-- Prompt --
Reproduce the listing below in full and without alteration, apart from its pictures.

-- START Dataset entries --

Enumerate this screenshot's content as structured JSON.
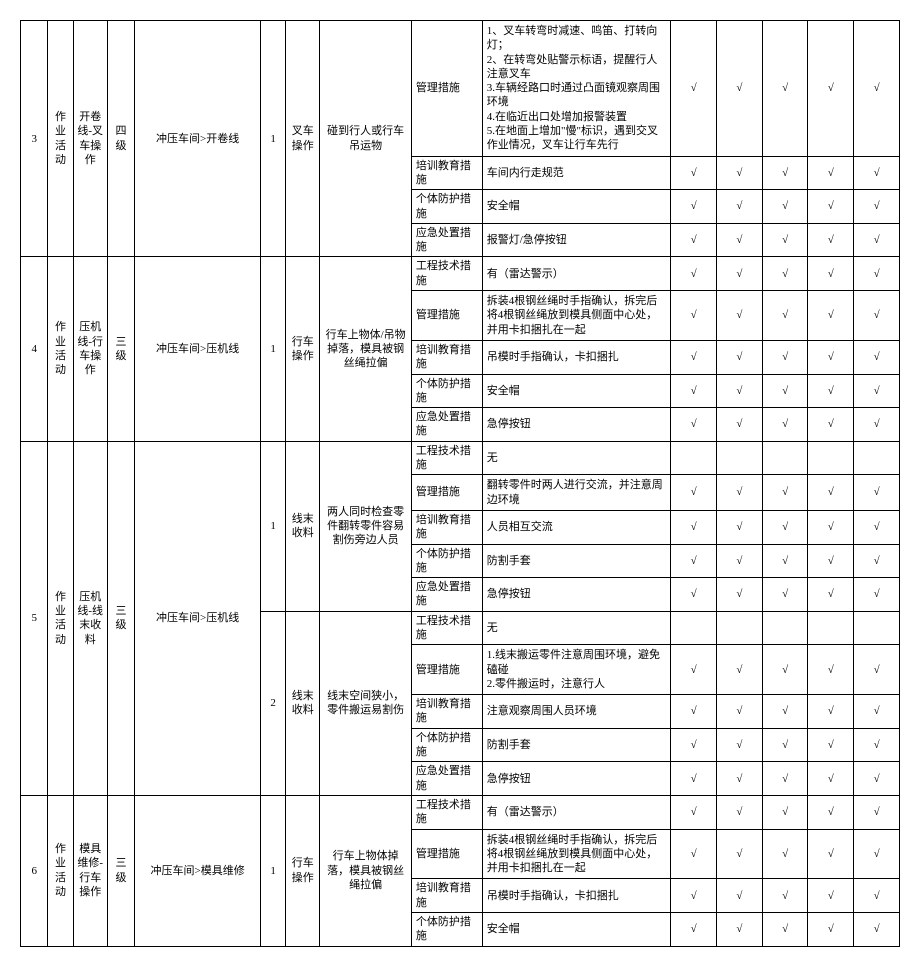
{
  "check": "√",
  "rows": [
    {
      "idx": "3",
      "activity": "作业活动",
      "name": "开卷线-叉车操作",
      "level": "四级",
      "location": "冲压车间>开卷线",
      "sub": "1",
      "op": "叉车操作",
      "hazard": "碰到行人或行车吊运物",
      "measures": [
        {
          "type": "管理措施",
          "desc": "1、叉车转弯时减速、鸣笛、打转向灯；\n2、在转弯处贴警示标语，提醒行人注意叉车\n3.车辆经路口时通过凸面镜观察周围环境\n4.在临近出口处增加报警装置\n5.在地面上增加\"慢\"标识，遇到交叉作业情况，叉车让行车先行",
          "c": [
            1,
            1,
            1,
            1,
            1
          ]
        },
        {
          "type": "培训教育措施",
          "desc": "车间内行走规范",
          "c": [
            1,
            1,
            1,
            1,
            1
          ]
        },
        {
          "type": "个体防护措施",
          "desc": "安全帽",
          "c": [
            1,
            1,
            1,
            1,
            1
          ]
        },
        {
          "type": "应急处置措施",
          "desc": "报警灯/急停按钮",
          "c": [
            1,
            1,
            1,
            1,
            1
          ]
        }
      ]
    },
    {
      "idx": "4",
      "activity": "作业活动",
      "name": "压机线-行车操作",
      "level": "三级",
      "location": "冲压车间>压机线",
      "sub": "1",
      "op": "行车操作",
      "hazard": "行车上物体/吊物掉落，模具被钢丝绳拉偏",
      "measures": [
        {
          "type": "工程技术措施",
          "desc": "有（雷达警示）",
          "c": [
            1,
            1,
            1,
            1,
            1
          ]
        },
        {
          "type": "管理措施",
          "desc": "拆装4根钢丝绳时手指确认，拆完后将4根钢丝绳放到模具侧面中心处，并用卡扣捆扎在一起",
          "c": [
            1,
            1,
            1,
            1,
            1
          ]
        },
        {
          "type": "培训教育措施",
          "desc": "吊模时手指确认，卡扣捆扎",
          "c": [
            1,
            1,
            1,
            1,
            1
          ]
        },
        {
          "type": "个体防护措施",
          "desc": "安全帽",
          "c": [
            1,
            1,
            1,
            1,
            1
          ]
        },
        {
          "type": "应急处置措施",
          "desc": "急停按钮",
          "c": [
            1,
            1,
            1,
            1,
            1
          ]
        }
      ]
    },
    {
      "idx": "5",
      "activity": "作业活动",
      "name": "压机线-线末收料",
      "level": "三级",
      "location": "冲压车间>压机线",
      "subs": [
        {
          "sub": "1",
          "op": "线末收料",
          "hazard": "两人同时检查零件翻转零件容易割伤旁边人员",
          "measures": [
            {
              "type": "工程技术措施",
              "desc": "无",
              "c": [
                0,
                0,
                0,
                0,
                0
              ]
            },
            {
              "type": "管理措施",
              "desc": "翻转零件时两人进行交流，并注意周边环境",
              "c": [
                1,
                1,
                1,
                1,
                1
              ]
            },
            {
              "type": "培训教育措施",
              "desc": "人员相互交流",
              "c": [
                1,
                1,
                1,
                1,
                1
              ]
            },
            {
              "type": "个体防护措施",
              "desc": "防割手套",
              "c": [
                1,
                1,
                1,
                1,
                1
              ]
            },
            {
              "type": "应急处置措施",
              "desc": "急停按钮",
              "c": [
                1,
                1,
                1,
                1,
                1
              ]
            }
          ]
        },
        {
          "sub": "2",
          "op": "线末收料",
          "hazard": "线末空间狭小，零件搬运易割伤",
          "measures": [
            {
              "type": "工程技术措施",
              "desc": "无",
              "c": [
                0,
                0,
                0,
                0,
                0
              ]
            },
            {
              "type": "管理措施",
              "desc": "1.线末搬运零件注意周围环境，避免磕碰\n2.零件搬运时，注意行人",
              "c": [
                1,
                1,
                1,
                1,
                1
              ]
            },
            {
              "type": "培训教育措施",
              "desc": "注意观察周围人员环境",
              "c": [
                1,
                1,
                1,
                1,
                1
              ]
            },
            {
              "type": "个体防护措施",
              "desc": "防割手套",
              "c": [
                1,
                1,
                1,
                1,
                1
              ]
            },
            {
              "type": "应急处置措施",
              "desc": "急停按钮",
              "c": [
                1,
                1,
                1,
                1,
                1
              ]
            }
          ]
        }
      ]
    },
    {
      "idx": "6",
      "activity": "作业活动",
      "name": "模具维修-行车操作",
      "level": "三级",
      "location": "冲压车间>模具维修",
      "sub": "1",
      "op": "行车操作",
      "hazard": "行车上物体掉落，模具被钢丝绳拉偏",
      "measures": [
        {
          "type": "工程技术措施",
          "desc": "有（雷达警示）",
          "c": [
            1,
            1,
            1,
            1,
            1
          ]
        },
        {
          "type": "管理措施",
          "desc": "拆装4根钢丝绳时手指确认，拆完后将4根钢丝绳放到模具侧面中心处，并用卡扣捆扎在一起",
          "c": [
            1,
            1,
            1,
            1,
            1
          ]
        },
        {
          "type": "培训教育措施",
          "desc": "吊模时手指确认，卡扣捆扎",
          "c": [
            1,
            1,
            1,
            1,
            1
          ]
        },
        {
          "type": "个体防护措施",
          "desc": "安全帽",
          "c": [
            1,
            1,
            1,
            1,
            1
          ]
        }
      ]
    }
  ]
}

-- END Dataset entries --

-- Problem solution --
Enumerate this screenshot's content as structured JSON.
{
  "check": "√",
  "rows": [
    {
      "idx": "3",
      "activity": "作业活动",
      "name": "开卷线-叉车操作",
      "level": "四级",
      "location": "冲压车间>开卷线",
      "sub": "1",
      "op": "叉车操作",
      "hazard": "碰到行人或行车吊运物",
      "measures": [
        {
          "type": "管理措施",
          "desc": "1、叉车转弯时减速、鸣笛、打转向灯；\n2、在转弯处贴警示标语，提醒行人注意叉车\n3.车辆经路口时通过凸面镜观察周围环境\n4.在临近出口处增加报警装置\n5.在地面上增加\"慢\"标识，遇到交叉作业情况，叉车让行车先行",
          "c": [
            1,
            1,
            1,
            1,
            1
          ]
        },
        {
          "type": "培训教育措施",
          "desc": "车间内行走规范",
          "c": [
            1,
            1,
            1,
            1,
            1
          ]
        },
        {
          "type": "个体防护措施",
          "desc": "安全帽",
          "c": [
            1,
            1,
            1,
            1,
            1
          ]
        },
        {
          "type": "应急处置措施",
          "desc": "报警灯/急停按钮",
          "c": [
            1,
            1,
            1,
            1,
            1
          ]
        }
      ]
    },
    {
      "idx": "4",
      "activity": "作业活动",
      "name": "压机线-行车操作",
      "level": "三级",
      "location": "冲压车间>压机线",
      "sub": "1",
      "op": "行车操作",
      "hazard": "行车上物体/吊物掉落，模具被钢丝绳拉偏",
      "measures": [
        {
          "type": "工程技术措施",
          "desc": "有（雷达警示）",
          "c": [
            1,
            1,
            1,
            1,
            1
          ]
        },
        {
          "type": "管理措施",
          "desc": "拆装4根钢丝绳时手指确认，拆完后将4根钢丝绳放到模具侧面中心处，并用卡扣捆扎在一起",
          "c": [
            1,
            1,
            1,
            1,
            1
          ]
        },
        {
          "type": "培训教育措施",
          "desc": "吊模时手指确认，卡扣捆扎",
          "c": [
            1,
            1,
            1,
            1,
            1
          ]
        },
        {
          "type": "个体防护措施",
          "desc": "安全帽",
          "c": [
            1,
            1,
            1,
            1,
            1
          ]
        },
        {
          "type": "应急处置措施",
          "desc": "急停按钮",
          "c": [
            1,
            1,
            1,
            1,
            1
          ]
        }
      ]
    },
    {
      "idx": "5",
      "activity": "作业活动",
      "name": "压机线-线末收料",
      "level": "三级",
      "location": "冲压车间>压机线",
      "subs": [
        {
          "sub": "1",
          "op": "线末收料",
          "hazard": "两人同时检查零件翻转零件容易割伤旁边人员",
          "measures": [
            {
              "type": "工程技术措施",
              "desc": "无",
              "c": [
                0,
                0,
                0,
                0,
                0
              ]
            },
            {
              "type": "管理措施",
              "desc": "翻转零件时两人进行交流，并注意周边环境",
              "c": [
                1,
                1,
                1,
                1,
                1
              ]
            },
            {
              "type": "培训教育措施",
              "desc": "人员相互交流",
              "c": [
                1,
                1,
                1,
                1,
                1
              ]
            },
            {
              "type": "个体防护措施",
              "desc": "防割手套",
              "c": [
                1,
                1,
                1,
                1,
                1
              ]
            },
            {
              "type": "应急处置措施",
              "desc": "急停按钮",
              "c": [
                1,
                1,
                1,
                1,
                1
              ]
            }
          ]
        },
        {
          "sub": "2",
          "op": "线末收料",
          "hazard": "线末空间狭小，零件搬运易割伤",
          "measures": [
            {
              "type": "工程技术措施",
              "desc": "无",
              "c": [
                0,
                0,
                0,
                0,
                0
              ]
            },
            {
              "type": "管理措施",
              "desc": "1.线末搬运零件注意周围环境，避免磕碰\n2.零件搬运时，注意行人",
              "c": [
                1,
                1,
                1,
                1,
                1
              ]
            },
            {
              "type": "培训教育措施",
              "desc": "注意观察周围人员环境",
              "c": [
                1,
                1,
                1,
                1,
                1
              ]
            },
            {
              "type": "个体防护措施",
              "desc": "防割手套",
              "c": [
                1,
                1,
                1,
                1,
                1
              ]
            },
            {
              "type": "应急处置措施",
              "desc": "急停按钮",
              "c": [
                1,
                1,
                1,
                1,
                1
              ]
            }
          ]
        }
      ]
    },
    {
      "idx": "6",
      "activity": "作业活动",
      "name": "模具维修-行车操作",
      "level": "三级",
      "location": "冲压车间>模具维修",
      "sub": "1",
      "op": "行车操作",
      "hazard": "行车上物体掉落，模具被钢丝绳拉偏",
      "measures": [
        {
          "type": "工程技术措施",
          "desc": "有（雷达警示）",
          "c": [
            1,
            1,
            1,
            1,
            1
          ]
        },
        {
          "type": "管理措施",
          "desc": "拆装4根钢丝绳时手指确认，拆完后将4根钢丝绳放到模具侧面中心处，并用卡扣捆扎在一起",
          "c": [
            1,
            1,
            1,
            1,
            1
          ]
        },
        {
          "type": "培训教育措施",
          "desc": "吊模时手指确认，卡扣捆扎",
          "c": [
            1,
            1,
            1,
            1,
            1
          ]
        },
        {
          "type": "个体防护措施",
          "desc": "安全帽",
          "c": [
            1,
            1,
            1,
            1,
            1
          ]
        }
      ]
    }
  ]
}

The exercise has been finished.